EXERCISE AIM: Return all entries precisely as they stand, without the images.

** start of AVAILABLE RECORDS **

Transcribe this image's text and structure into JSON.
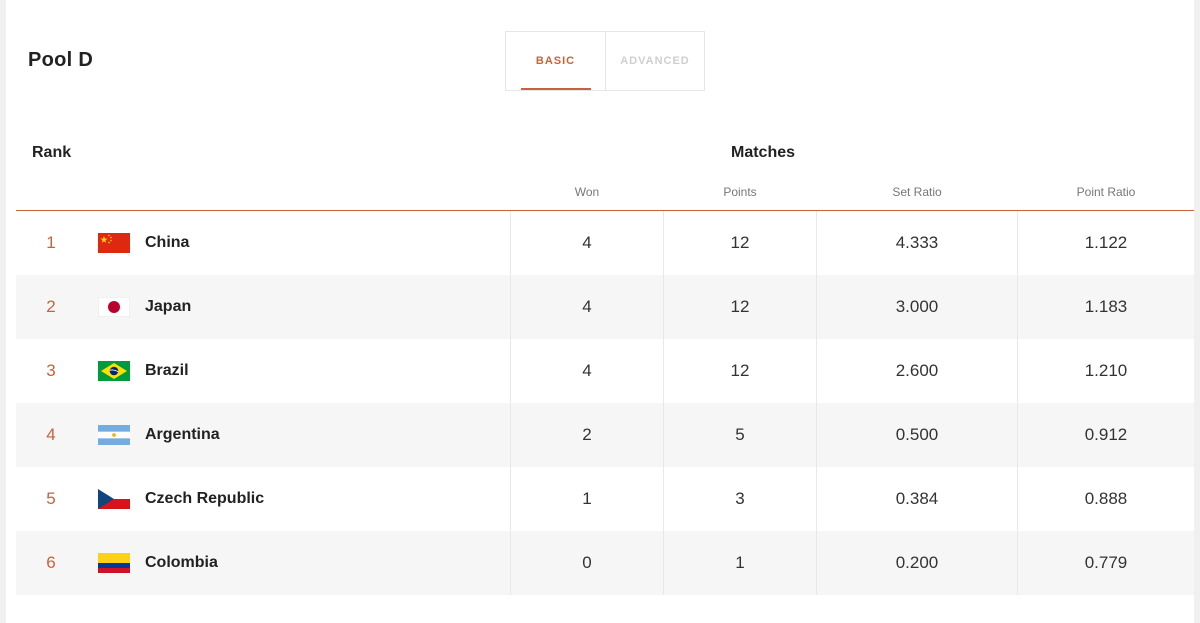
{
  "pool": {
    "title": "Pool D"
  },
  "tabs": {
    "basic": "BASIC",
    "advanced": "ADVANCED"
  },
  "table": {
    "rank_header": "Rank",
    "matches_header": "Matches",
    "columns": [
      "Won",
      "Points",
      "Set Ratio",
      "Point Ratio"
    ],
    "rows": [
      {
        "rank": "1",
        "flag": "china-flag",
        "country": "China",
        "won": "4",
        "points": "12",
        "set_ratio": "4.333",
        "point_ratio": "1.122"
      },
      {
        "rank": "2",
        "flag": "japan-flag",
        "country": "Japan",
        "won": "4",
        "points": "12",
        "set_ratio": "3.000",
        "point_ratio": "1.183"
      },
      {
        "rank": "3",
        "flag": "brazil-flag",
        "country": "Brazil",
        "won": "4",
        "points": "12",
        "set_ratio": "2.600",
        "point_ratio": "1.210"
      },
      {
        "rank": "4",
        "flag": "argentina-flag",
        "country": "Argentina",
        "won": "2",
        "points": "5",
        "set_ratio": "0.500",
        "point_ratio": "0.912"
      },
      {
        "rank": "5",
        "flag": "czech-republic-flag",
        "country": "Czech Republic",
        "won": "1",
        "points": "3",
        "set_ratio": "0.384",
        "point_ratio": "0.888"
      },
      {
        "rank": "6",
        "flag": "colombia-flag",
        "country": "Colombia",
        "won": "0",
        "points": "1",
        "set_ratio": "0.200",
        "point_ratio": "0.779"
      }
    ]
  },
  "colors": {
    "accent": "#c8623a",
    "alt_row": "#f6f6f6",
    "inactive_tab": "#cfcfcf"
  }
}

** end of AVAILABLE RECORDS **

EXERCISE RESULT:
Transcribe this image's text and structure into JSON.
{
  "pool": {
    "title": "Pool D"
  },
  "tabs": {
    "basic": "BASIC",
    "advanced": "ADVANCED"
  },
  "table": {
    "rank_header": "Rank",
    "matches_header": "Matches",
    "columns": [
      "Won",
      "Points",
      "Set Ratio",
      "Point Ratio"
    ],
    "rows": [
      {
        "rank": "1",
        "flag": "china-flag",
        "country": "China",
        "won": "4",
        "points": "12",
        "set_ratio": "4.333",
        "point_ratio": "1.122"
      },
      {
        "rank": "2",
        "flag": "japan-flag",
        "country": "Japan",
        "won": "4",
        "points": "12",
        "set_ratio": "3.000",
        "point_ratio": "1.183"
      },
      {
        "rank": "3",
        "flag": "brazil-flag",
        "country": "Brazil",
        "won": "4",
        "points": "12",
        "set_ratio": "2.600",
        "point_ratio": "1.210"
      },
      {
        "rank": "4",
        "flag": "argentina-flag",
        "country": "Argentina",
        "won": "2",
        "points": "5",
        "set_ratio": "0.500",
        "point_ratio": "0.912"
      },
      {
        "rank": "5",
        "flag": "czech-republic-flag",
        "country": "Czech Republic",
        "won": "1",
        "points": "3",
        "set_ratio": "0.384",
        "point_ratio": "0.888"
      },
      {
        "rank": "6",
        "flag": "colombia-flag",
        "country": "Colombia",
        "won": "0",
        "points": "1",
        "set_ratio": "0.200",
        "point_ratio": "0.779"
      }
    ]
  },
  "colors": {
    "accent": "#c8623a",
    "alt_row": "#f6f6f6",
    "inactive_tab": "#cfcfcf"
  }
}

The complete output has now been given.